Start SUPPLIED DATA

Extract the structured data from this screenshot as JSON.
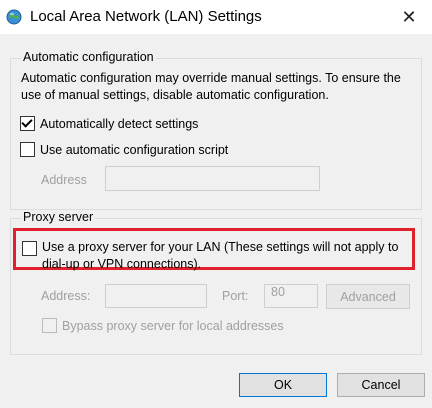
{
  "window": {
    "title": "Local Area Network (LAN) Settings",
    "close_glyph": "✕"
  },
  "auto_config": {
    "legend": "Automatic configuration",
    "description": "Automatic configuration may override manual settings.  To ensure the use of manual settings, disable automatic configuration.",
    "detect_label": "Automatically detect settings",
    "detect_checked": true,
    "script_label": "Use automatic configuration script",
    "script_checked": false,
    "address_label": "Address",
    "address_value": ""
  },
  "proxy": {
    "legend": "Proxy server",
    "use_proxy_label_line1": "Use a proxy server for your LAN (These settings will not apply to",
    "use_proxy_label_line2": "dial-up or VPN connections).",
    "use_proxy_checked": false,
    "address_label": "Address:",
    "address_value": "",
    "port_label": "Port:",
    "port_value": "80",
    "advanced_label": "Advanced",
    "bypass_label": "Bypass proxy server for local addresses",
    "bypass_checked": false
  },
  "buttons": {
    "ok": "OK",
    "cancel": "Cancel"
  },
  "colors": {
    "highlight": "#e0202d",
    "dialog_bg": "#f0f0f0",
    "primary_border": "#0078d7"
  },
  "icons": {
    "title": "network-globe-icon",
    "close": "close-icon",
    "checkmark": "checkmark-icon"
  }
}
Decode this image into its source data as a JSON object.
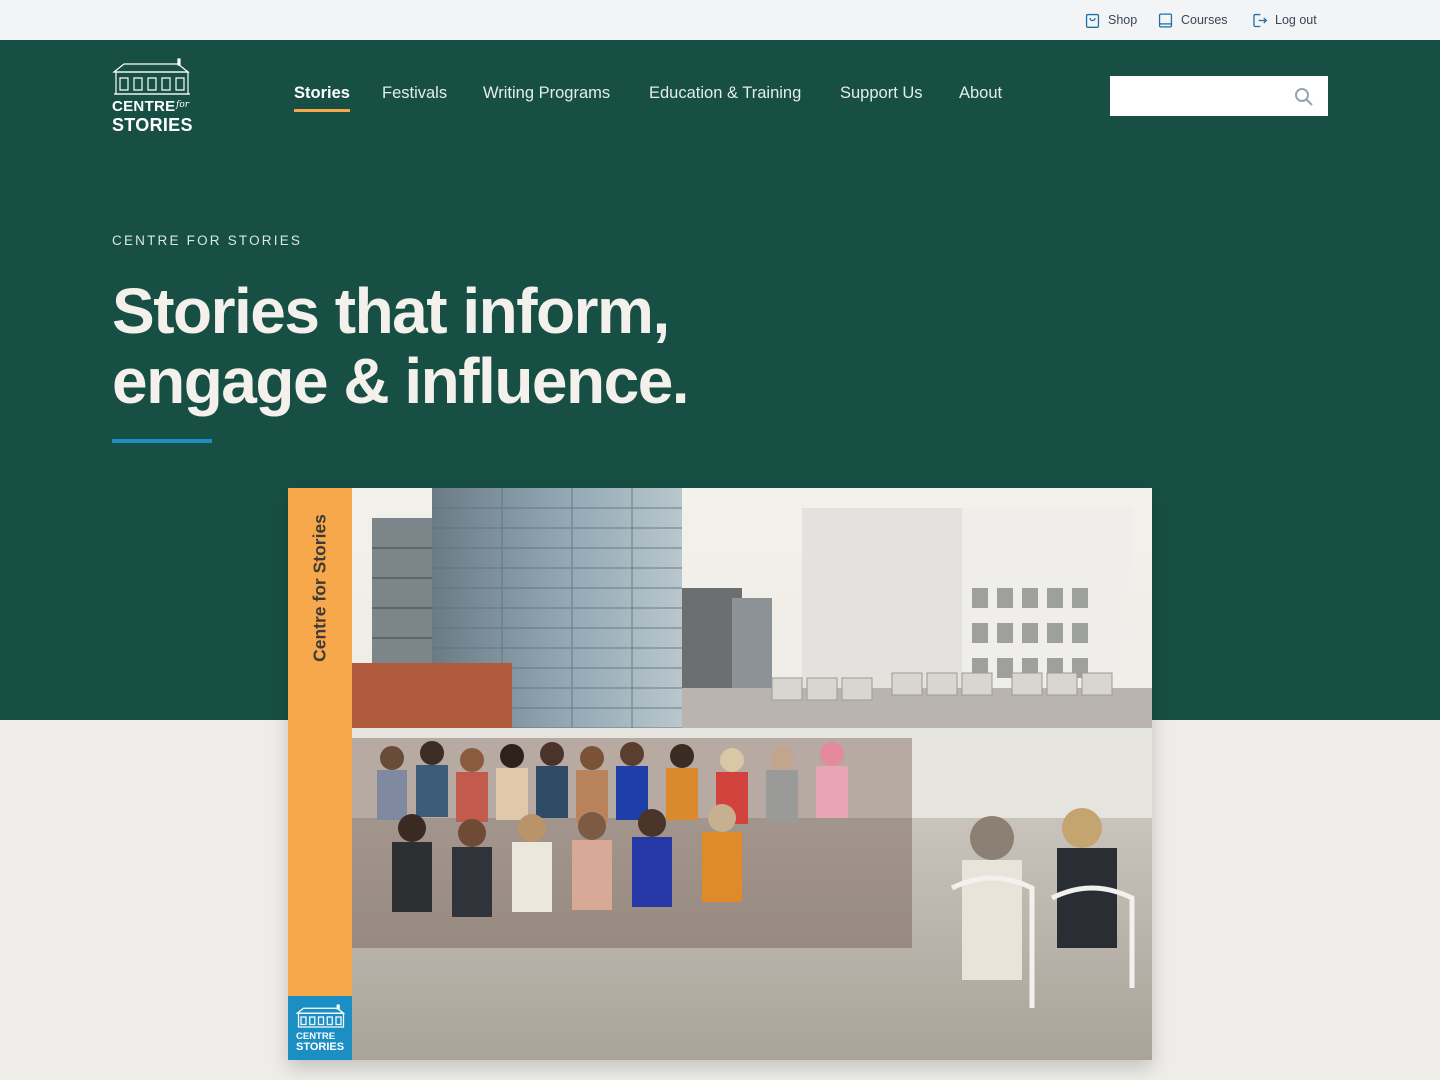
{
  "utility": {
    "shop_label": "Shop",
    "courses_label": "Courses",
    "logout_label": "Log out"
  },
  "logo": {
    "line1": "CENTRE",
    "for": "for",
    "line2": "STORIES"
  },
  "nav": {
    "items": [
      "Stories",
      "Festivals",
      "Writing Programs",
      "Education & Training",
      "Support Us",
      "About"
    ],
    "active": "Stories"
  },
  "search": {
    "value": "",
    "placeholder": ""
  },
  "hero": {
    "eyebrow": "CENTRE FOR STORIES",
    "headline_line1": "Stories that inform,",
    "headline_line2": "engage & influence."
  },
  "card": {
    "strip_title": "Centre for Stories",
    "strip_logo_line1": "CENTRE",
    "strip_logo_line2": "STORIES"
  },
  "colors": {
    "hero_bg": "#174f44",
    "accent_orange": "#f7a84b",
    "accent_blue": "#1c8ec6",
    "page_bg": "#efede9",
    "utility_bg": "#f2f4f6"
  }
}
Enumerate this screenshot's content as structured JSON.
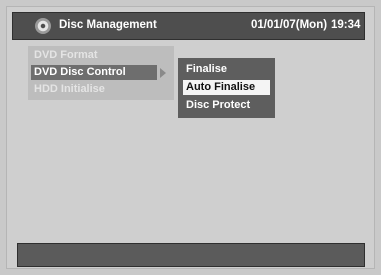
{
  "header": {
    "title": "Disc Management",
    "date": "01/01/07(Mon)",
    "time": "19:34",
    "icon": "disc-icon"
  },
  "menu": {
    "items": [
      {
        "label": "DVD Format",
        "state": "disabled"
      },
      {
        "label": "DVD Disc Control",
        "state": "selected"
      },
      {
        "label": "HDD Initialise",
        "state": "disabled"
      }
    ]
  },
  "submenu": {
    "items": [
      {
        "label": "Finalise",
        "state": "normal"
      },
      {
        "label": "Auto Finalise",
        "state": "highlighted"
      },
      {
        "label": "Disc Protect",
        "state": "normal"
      }
    ]
  },
  "colors": {
    "background": "#c9c9c9",
    "header_bar": "#4e4e4e",
    "submenu_bg": "#5e5e5e",
    "highlight": "#f4f4f4"
  }
}
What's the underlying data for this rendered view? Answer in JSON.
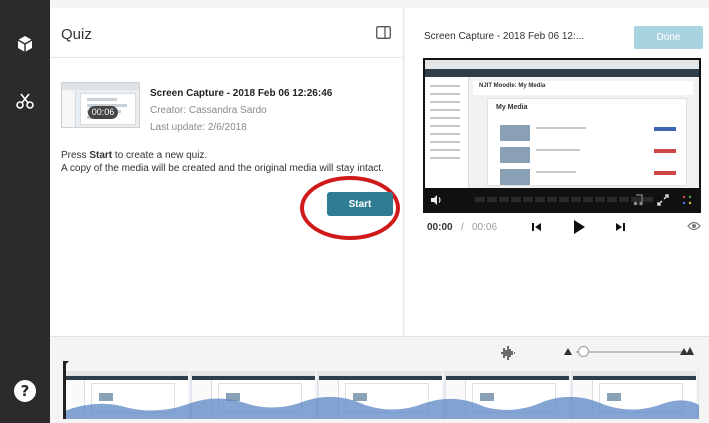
{
  "sidebar": {
    "items": [
      {
        "icon": "cube-icon",
        "label": ""
      },
      {
        "icon": "scissors-icon",
        "label": ""
      }
    ],
    "help_label": "?"
  },
  "quiz_panel": {
    "title": "Quiz",
    "entry": {
      "title": "Screen Capture - 2018 Feb 06 12:26:46",
      "creator": "Creator: Cassandra Sardo",
      "last_update": "Last update: 2/6/2018",
      "duration": "00:06"
    },
    "instructions": {
      "line1_prefix": "Press ",
      "line1_bold": "Start",
      "line1_suffix": " to create a new quiz.",
      "line2": "A copy of the media will be created and the original media will stay intact."
    },
    "start_label": "Start"
  },
  "player_panel": {
    "title": "Screen Capture - 2018 Feb 06 12:...",
    "done_label": "Done",
    "preview": {
      "page_heading": "NJIT Moodle: My Media",
      "card_title": "My Media"
    },
    "current_time": "00:00",
    "separator": "/",
    "total_time": "00:06"
  },
  "timeline": {
    "frame_count": 5
  },
  "colors": {
    "sidebar": "#2b2b2b",
    "accent": "#2f7d92",
    "done_disabled": "#a9d3de",
    "highlight_ring": "#d01a1a",
    "waveform": "#5b86c4"
  }
}
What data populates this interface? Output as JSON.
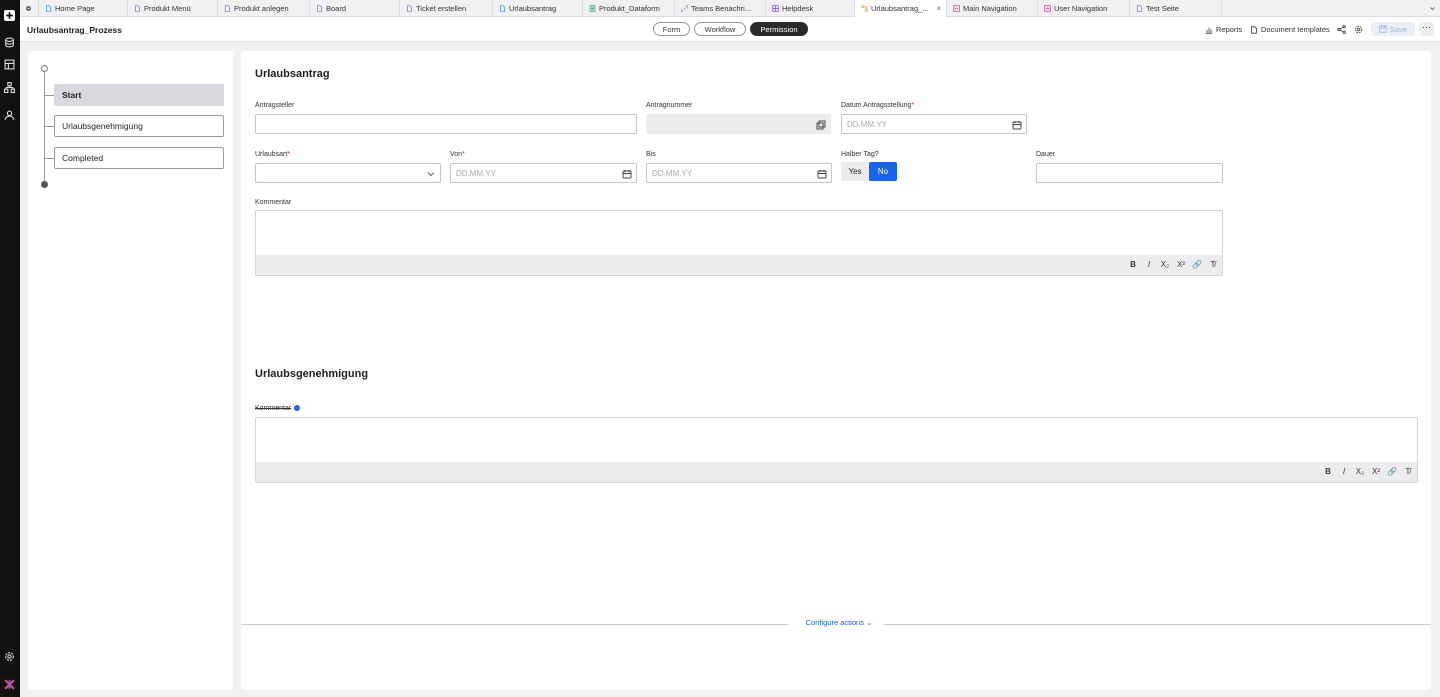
{
  "tabs": [
    {
      "label": "Home Page",
      "icon": "page-icon",
      "color": "#3b82f6"
    },
    {
      "label": "Produkt Menü",
      "icon": "page-icon",
      "color": "#3b82f6"
    },
    {
      "label": "Produkt anlegen",
      "icon": "page-icon",
      "color": "#3b82f6"
    },
    {
      "label": "Board",
      "icon": "page-icon",
      "color": "#3b82f6"
    },
    {
      "label": "Ticket erstellen",
      "icon": "page-icon",
      "color": "#3b82f6"
    },
    {
      "label": "Urlaubsantrag",
      "icon": "page-icon",
      "color": "#3b82f6"
    },
    {
      "label": "Produkt_Dataform",
      "icon": "dataform-icon",
      "color": "#22a35a"
    },
    {
      "label": "Teams Benachri...",
      "icon": "link-icon",
      "color": "#6b7280"
    },
    {
      "label": "Helpdesk",
      "icon": "board-icon",
      "color": "#7c3aed"
    },
    {
      "label": "Urlaubsantrag_...",
      "icon": "process-icon",
      "color": "#f59e0b"
    },
    {
      "label": "Main Navigation",
      "icon": "navigation-icon",
      "color": "#db2777"
    },
    {
      "label": "User Navigation",
      "icon": "navigation-icon",
      "color": "#db2777"
    },
    {
      "label": "Test Seite",
      "icon": "page-icon",
      "color": "#3b82f6"
    }
  ],
  "header": {
    "title": "Urlaubsantrag_Prozess",
    "modes": [
      "Form",
      "Workflow",
      "Permission"
    ],
    "selected_mode": "Permission",
    "reports": "Reports",
    "document_templates": "Document templates",
    "save": "Save",
    "more": "···"
  },
  "workflow": {
    "steps": [
      "Start",
      "Urlaubsgenehmigung",
      "Completed"
    ],
    "selected": "Start"
  },
  "form": {
    "section1": {
      "title": "Urlaubsantrag",
      "antragsteller": {
        "label": "Antragsteller",
        "value": ""
      },
      "antragnummer": {
        "label": "Antragnummer",
        "value": ""
      },
      "datum": {
        "label": "Datum Antragsstellung",
        "required": "*",
        "placeholder": "DD.MM.YY"
      },
      "urlaubsart": {
        "label": "Urlaubsart",
        "required": "*",
        "value": ""
      },
      "von": {
        "label": "Von",
        "required": "*",
        "placeholder": "DD.MM.YY"
      },
      "bis": {
        "label": "Bis",
        "placeholder": "DD.MM.YY"
      },
      "halber_tag": {
        "label": "Halber Tag?",
        "yes": "Yes",
        "no": "No",
        "selected": "No"
      },
      "dauer": {
        "label": "Dauer",
        "value": ""
      },
      "kommentar": {
        "label": "Kommentar"
      }
    },
    "section2": {
      "title": "Urlaubsgenehmigung",
      "kommentar": {
        "label": "Kommentar"
      }
    },
    "toolbar": [
      "B",
      "I",
      "X₂",
      "X²",
      "🔗",
      "T̸"
    ]
  },
  "footer": {
    "configure_actions": "Configure actions"
  },
  "colors": {
    "accent": "#1664f0",
    "selected_mode_bg": "#2a2a2a"
  }
}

End SUPPLIED DATA

REQUIREMENT —
Leave out the pictures and restate everything else word for word.

ANSWER TO THE TASK —
Extract the structured data from this screenshot as JSON.
{
  "window": {
    "title": "Local Area Network (LAN) Settings",
    "close_glyph": "✕"
  },
  "auto_config": {
    "legend": "Automatic configuration",
    "description": "Automatic configuration may override manual settings.  To ensure the use of manual settings, disable automatic configuration.",
    "detect_label": "Automatically detect settings",
    "detect_checked": true,
    "script_label": "Use automatic configuration script",
    "script_checked": false,
    "address_label": "Address",
    "address_value": ""
  },
  "proxy": {
    "legend": "Proxy server",
    "use_proxy_label_line1": "Use a proxy server for your LAN (These settings will not apply to",
    "use_proxy_label_line2": "dial-up or VPN connections).",
    "use_proxy_checked": false,
    "address_label": "Address:",
    "address_value": "",
    "port_label": "Port:",
    "port_value": "80",
    "advanced_label": "Advanced",
    "bypass_label": "Bypass proxy server for local addresses",
    "bypass_checked": false
  },
  "buttons": {
    "ok": "OK",
    "cancel": "Cancel"
  },
  "colors": {
    "highlight": "#e0202d",
    "dialog_bg": "#f0f0f0",
    "primary_border": "#0078d7"
  },
  "icons": {
    "title": "network-globe-icon",
    "close": "close-icon",
    "checkmark": "checkmark-icon"
  }
}
Decode this image into its source data as a JSON object.
{
  "utility": {
    "shop_label": "Shop",
    "courses_label": "Courses",
    "logout_label": "Log out"
  },
  "logo": {
    "line1": "CENTRE",
    "for": "for",
    "line2": "STORIES"
  },
  "nav": {
    "items": [
      "Stories",
      "Festivals",
      "Writing Programs",
      "Education & Training",
      "Support Us",
      "About"
    ],
    "active": "Stories"
  },
  "search": {
    "value": "",
    "placeholder": ""
  },
  "hero": {
    "eyebrow": "CENTRE FOR STORIES",
    "headline_line1": "Stories that inform,",
    "headline_line2": "engage & influence."
  },
  "card": {
    "strip_title": "Centre for Stories",
    "strip_logo_line1": "CENTRE",
    "strip_logo_line2": "STORIES"
  },
  "colors": {
    "hero_bg": "#174f44",
    "accent_orange": "#f7a84b",
    "accent_blue": "#1c8ec6",
    "page_bg": "#efede9",
    "utility_bg": "#f2f4f6"
  }
}
Enumerate this screenshot's content as structured JSON.
{
  "header": {
    "title": "Disc Management",
    "date": "01/01/07(Mon)",
    "time": "19:34",
    "icon": "disc-icon"
  },
  "menu": {
    "items": [
      {
        "label": "DVD Format",
        "state": "disabled"
      },
      {
        "label": "DVD Disc Control",
        "state": "selected"
      },
      {
        "label": "HDD Initialise",
        "state": "disabled"
      }
    ]
  },
  "submenu": {
    "items": [
      {
        "label": "Finalise",
        "state": "normal"
      },
      {
        "label": "Auto Finalise",
        "state": "highlighted"
      },
      {
        "label": "Disc Protect",
        "state": "normal"
      }
    ]
  },
  "colors": {
    "background": "#c9c9c9",
    "header_bar": "#4e4e4e",
    "submenu_bg": "#5e5e5e",
    "highlight": "#f4f4f4"
  }
}
What's the underlying data for this rendered view? Answer in JSON.
{
  "sidebar": {
    "items": [
      {
        "icon": "cube-icon",
        "label": ""
      },
      {
        "icon": "scissors-icon",
        "label": ""
      }
    ],
    "help_label": "?"
  },
  "quiz_panel": {
    "title": "Quiz",
    "entry": {
      "title": "Screen Capture - 2018 Feb 06 12:26:46",
      "creator": "Creator: Cassandra Sardo",
      "last_update": "Last update: 2/6/2018",
      "duration": "00:06"
    },
    "instructions": {
      "line1_prefix": "Press ",
      "line1_bold": "Start",
      "line1_suffix": " to create a new quiz.",
      "line2": "A copy of the media will be created and the original media will stay intact."
    },
    "start_label": "Start"
  },
  "player_panel": {
    "title": "Screen Capture - 2018 Feb 06 12:...",
    "done_label": "Done",
    "preview": {
      "page_heading": "NJIT Moodle: My Media",
      "card_title": "My Media"
    },
    "current_time": "00:00",
    "separator": "/",
    "total_time": "00:06"
  },
  "timeline": {
    "frame_count": 5
  },
  "colors": {
    "sidebar": "#2b2b2b",
    "accent": "#2f7d92",
    "done_disabled": "#a9d3de",
    "highlight_ring": "#d01a1a",
    "waveform": "#5b86c4"
  }
}
What data populates this interface? Output as JSON.
{
  "tabs": [
    {
      "label": "Home Page",
      "icon": "page-icon",
      "color": "#3b82f6"
    },
    {
      "label": "Produkt Menü",
      "icon": "page-icon",
      "color": "#3b82f6"
    },
    {
      "label": "Produkt anlegen",
      "icon": "page-icon",
      "color": "#3b82f6"
    },
    {
      "label": "Board",
      "icon": "page-icon",
      "color": "#3b82f6"
    },
    {
      "label": "Ticket erstellen",
      "icon": "page-icon",
      "color": "#3b82f6"
    },
    {
      "label": "Urlaubsantrag",
      "icon": "page-icon",
      "color": "#3b82f6"
    },
    {
      "label": "Produkt_Dataform",
      "icon": "dataform-icon",
      "color": "#22a35a"
    },
    {
      "label": "Teams Benachri...",
      "icon": "link-icon",
      "color": "#6b7280"
    },
    {
      "label": "Helpdesk",
      "icon": "board-icon",
      "color": "#7c3aed"
    },
    {
      "label": "Urlaubsantrag_...",
      "icon": "process-icon",
      "color": "#f59e0b"
    },
    {
      "label": "Main Navigation",
      "icon": "navigation-icon",
      "color": "#db2777"
    },
    {
      "label": "User Navigation",
      "icon": "navigation-icon",
      "color": "#db2777"
    },
    {
      "label": "Test Seite",
      "icon": "page-icon",
      "color": "#3b82f6"
    }
  ],
  "header": {
    "title": "Urlaubsantrag_Prozess",
    "modes": [
      "Form",
      "Workflow",
      "Permission"
    ],
    "selected_mode": "Permission",
    "reports": "Reports",
    "document_templates": "Document templates",
    "save": "Save",
    "more": "···"
  },
  "workflow": {
    "steps": [
      "Start",
      "Urlaubsgenehmigung",
      "Completed"
    ],
    "selected": "Start"
  },
  "form": {
    "section1": {
      "title": "Urlaubsantrag",
      "antragsteller": {
        "label": "Antragsteller",
        "value": ""
      },
      "antragnummer": {
        "label": "Antragnummer",
        "value": ""
      },
      "datum": {
        "label": "Datum Antragsstellung",
        "required": "*",
        "placeholder": "DD.MM.YY"
      },
      "urlaubsart": {
        "label": "Urlaubsart",
        "required": "*",
        "value": ""
      },
      "von": {
        "label": "Von",
        "required": "*",
        "placeholder": "DD.MM.YY"
      },
      "bis": {
        "label": "Bis",
        "placeholder": "DD.MM.YY"
      },
      "halber_tag": {
        "label": "Halber Tag?",
        "yes": "Yes",
        "no": "No",
        "selected": "No"
      },
      "dauer": {
        "label": "Dauer",
        "value": ""
      },
      "kommentar": {
        "label": "Kommentar"
      }
    },
    "section2": {
      "title": "Urlaubsgenehmigung",
      "kommentar": {
        "label": "Kommentar"
      }
    },
    "toolbar": [
      "B",
      "I",
      "X₂",
      "X²",
      "🔗",
      "T̸"
    ]
  },
  "footer": {
    "configure_actions": "Configure actions"
  },
  "colors": {
    "accent": "#1664f0",
    "selected_mode_bg": "#2a2a2a"
  }
}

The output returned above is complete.